Dataset records:

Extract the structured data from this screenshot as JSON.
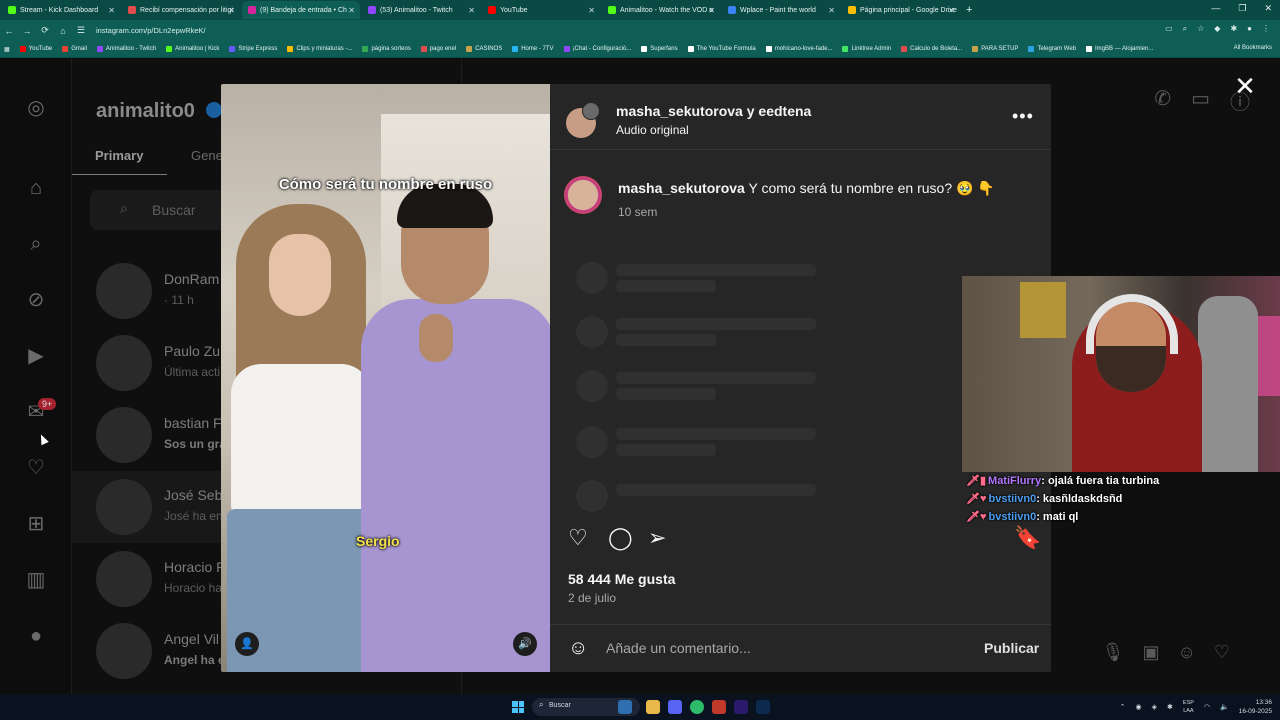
{
  "browser": {
    "tabs": [
      {
        "title": "Stream - Kick Dashboard",
        "color": "#53fc18",
        "active": false
      },
      {
        "title": "Recibí compensación por litigi",
        "color": "#e34c4c",
        "active": false
      },
      {
        "title": "(9) Bandeja de entrada • Ch",
        "color": "#d6249f",
        "active": true
      },
      {
        "title": "(53) Animalitoo - Twitch",
        "color": "#9146ff",
        "active": false
      },
      {
        "title": "YouTube",
        "color": "#ff0000",
        "active": false
      },
      {
        "title": "Animalitoo - Watch the VOD o",
        "color": "#53fc18",
        "active": false
      },
      {
        "title": "Wplace - Paint the world",
        "color": "#3b82f6",
        "active": false
      },
      {
        "title": "Página principal - Google Drive",
        "color": "#fbbc04",
        "active": false
      }
    ],
    "new_tab": "+",
    "url": "instagram.com/p/DLn2epwRkeK/",
    "bookmarks": [
      {
        "label": "YouTube",
        "color": "#ff0000"
      },
      {
        "label": "Gmail",
        "color": "#ea4335"
      },
      {
        "label": "Animalitoo - Twitch",
        "color": "#9146ff"
      },
      {
        "label": "Animalitoo | Kick",
        "color": "#53fc18"
      },
      {
        "label": "Stripe Express",
        "color": "#635bff"
      },
      {
        "label": "Clips y miniaturas -...",
        "color": "#fbbc04"
      },
      {
        "label": "página sorteos",
        "color": "#34a853"
      },
      {
        "label": "pago enel",
        "color": "#e34c4c"
      },
      {
        "label": "CASINOS",
        "color": "#c8a24a"
      },
      {
        "label": "Home - 7TV",
        "color": "#29b6f6"
      },
      {
        "label": "¡Chat - Configuració...",
        "color": "#9146ff"
      },
      {
        "label": "Superfans",
        "color": "#ffffff"
      },
      {
        "label": "The YouTube Formula",
        "color": "#ffffff"
      },
      {
        "label": "mohicano-love-fade...",
        "color": "#ffffff"
      },
      {
        "label": "Linktree Admin",
        "color": "#43e660"
      },
      {
        "label": "Calculo de Boleta...",
        "color": "#e34c4c"
      },
      {
        "label": "PARA SETUP",
        "color": "#c8a24a"
      },
      {
        "label": "Telegram Web",
        "color": "#2aa3df"
      },
      {
        "label": "ImgBB — Alojamien...",
        "color": "#ffffff"
      }
    ],
    "all_bookmarks": "All Bookmarks"
  },
  "instagram": {
    "username": "animalito0",
    "tabs": {
      "primary": "Primary",
      "general": "Gene"
    },
    "search_placeholder": "Buscar",
    "conversations": [
      {
        "name": "DonRam",
        "sub": "· 11 h",
        "bold": false
      },
      {
        "name": "Paulo Zu",
        "sub": "Última acti",
        "bold": false
      },
      {
        "name": "bastian F",
        "sub": "Sos un gra",
        "bold": true
      },
      {
        "name": "José Seba",
        "sub": "José ha en",
        "bold": false
      },
      {
        "name": "Horacio F",
        "sub": "Horacio ha",
        "bold": false
      },
      {
        "name": "Angel Vil",
        "sub": "Angel ha e",
        "bold": true
      }
    ],
    "badge": "9+"
  },
  "post": {
    "header_user": "masha_sekutorova y eedtena",
    "header_audio": "Audio original",
    "caption_user": "masha_sekutorova",
    "caption_text": " Y como será tu nombre en ruso? 🥹 👇",
    "caption_time": "10 sem",
    "video_caption": "Cómo será tu nombre en ruso",
    "video_subtitle": "Sergio",
    "likes": "58 444 Me gusta",
    "date": "2 de julio",
    "comment_placeholder": "Añade un comentario...",
    "publish": "Publicar"
  },
  "stream_chat": [
    {
      "badges": "🗡▮",
      "user": "MatiFlurry",
      "message": ": ojalá fuera tia turbina",
      "user_color": "u1"
    },
    {
      "badges": "🗡♥",
      "user": "bvstiivn0",
      "message": ": kasñldaskdsñd",
      "user_color": "u2"
    },
    {
      "badges": "🗡♥",
      "user": "bvstiivn0",
      "message": ": mati ql",
      "user_color": "u2"
    }
  ],
  "taskbar": {
    "search": "Buscar",
    "lang_top": "ESP",
    "lang_bottom": "LAA",
    "time": "13:36",
    "date": "16-09-2025"
  }
}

◆ Problem to solve ◆
Pictures in the data above should not be copied; transcribe everything else exactly.

◆ Complete answer ◆
Extract the structured data from this screenshot as JSON.
{
  "browser": {
    "tabs": [
      {
        "title": "Stream - Kick Dashboard",
        "color": "#53fc18",
        "active": false
      },
      {
        "title": "Recibí compensación por litigi",
        "color": "#e34c4c",
        "active": false
      },
      {
        "title": "(9) Bandeja de entrada • Ch",
        "color": "#d6249f",
        "active": true
      },
      {
        "title": "(53) Animalitoo - Twitch",
        "color": "#9146ff",
        "active": false
      },
      {
        "title": "YouTube",
        "color": "#ff0000",
        "active": false
      },
      {
        "title": "Animalitoo - Watch the VOD o",
        "color": "#53fc18",
        "active": false
      },
      {
        "title": "Wplace - Paint the world",
        "color": "#3b82f6",
        "active": false
      },
      {
        "title": "Página principal - Google Drive",
        "color": "#fbbc04",
        "active": false
      }
    ],
    "new_tab": "+",
    "url": "instagram.com/p/DLn2epwRkeK/",
    "bookmarks": [
      {
        "label": "YouTube",
        "color": "#ff0000"
      },
      {
        "label": "Gmail",
        "color": "#ea4335"
      },
      {
        "label": "Animalitoo - Twitch",
        "color": "#9146ff"
      },
      {
        "label": "Animalitoo | Kick",
        "color": "#53fc18"
      },
      {
        "label": "Stripe Express",
        "color": "#635bff"
      },
      {
        "label": "Clips y miniaturas -...",
        "color": "#fbbc04"
      },
      {
        "label": "página sorteos",
        "color": "#34a853"
      },
      {
        "label": "pago enel",
        "color": "#e34c4c"
      },
      {
        "label": "CASINOS",
        "color": "#c8a24a"
      },
      {
        "label": "Home - 7TV",
        "color": "#29b6f6"
      },
      {
        "label": "¡Chat - Configuració...",
        "color": "#9146ff"
      },
      {
        "label": "Superfans",
        "color": "#ffffff"
      },
      {
        "label": "The YouTube Formula",
        "color": "#ffffff"
      },
      {
        "label": "mohicano-love-fade...",
        "color": "#ffffff"
      },
      {
        "label": "Linktree Admin",
        "color": "#43e660"
      },
      {
        "label": "Calculo de Boleta...",
        "color": "#e34c4c"
      },
      {
        "label": "PARA SETUP",
        "color": "#c8a24a"
      },
      {
        "label": "Telegram Web",
        "color": "#2aa3df"
      },
      {
        "label": "ImgBB — Alojamien...",
        "color": "#ffffff"
      }
    ],
    "all_bookmarks": "All Bookmarks"
  },
  "instagram": {
    "username": "animalito0",
    "tabs": {
      "primary": "Primary",
      "general": "Gene"
    },
    "search_placeholder": "Buscar",
    "conversations": [
      {
        "name": "DonRam",
        "sub": "· 11 h",
        "bold": false
      },
      {
        "name": "Paulo Zu",
        "sub": "Última acti",
        "bold": false
      },
      {
        "name": "bastian F",
        "sub": "Sos un gra",
        "bold": true
      },
      {
        "name": "José Seba",
        "sub": "José ha en",
        "bold": false
      },
      {
        "name": "Horacio F",
        "sub": "Horacio ha",
        "bold": false
      },
      {
        "name": "Angel Vil",
        "sub": "Angel ha e",
        "bold": true
      }
    ],
    "badge": "9+"
  },
  "post": {
    "header_user": "masha_sekutorova y eedtena",
    "header_audio": "Audio original",
    "caption_user": "masha_sekutorova",
    "caption_text": " Y como será tu nombre en ruso? 🥹 👇",
    "caption_time": "10 sem",
    "video_caption": "Cómo será tu nombre en ruso",
    "video_subtitle": "Sergio",
    "likes": "58 444 Me gusta",
    "date": "2 de julio",
    "comment_placeholder": "Añade un comentario...",
    "publish": "Publicar"
  },
  "stream_chat": [
    {
      "badges": "🗡▮",
      "user": "MatiFlurry",
      "message": ": ojalá fuera tia turbina",
      "user_color": "u1"
    },
    {
      "badges": "🗡♥",
      "user": "bvstiivn0",
      "message": ": kasñldaskdsñd",
      "user_color": "u2"
    },
    {
      "badges": "🗡♥",
      "user": "bvstiivn0",
      "message": ": mati ql",
      "user_color": "u2"
    }
  ],
  "taskbar": {
    "search": "Buscar",
    "lang_top": "ESP",
    "lang_bottom": "LAA",
    "time": "13:36",
    "date": "16-09-2025"
  }
}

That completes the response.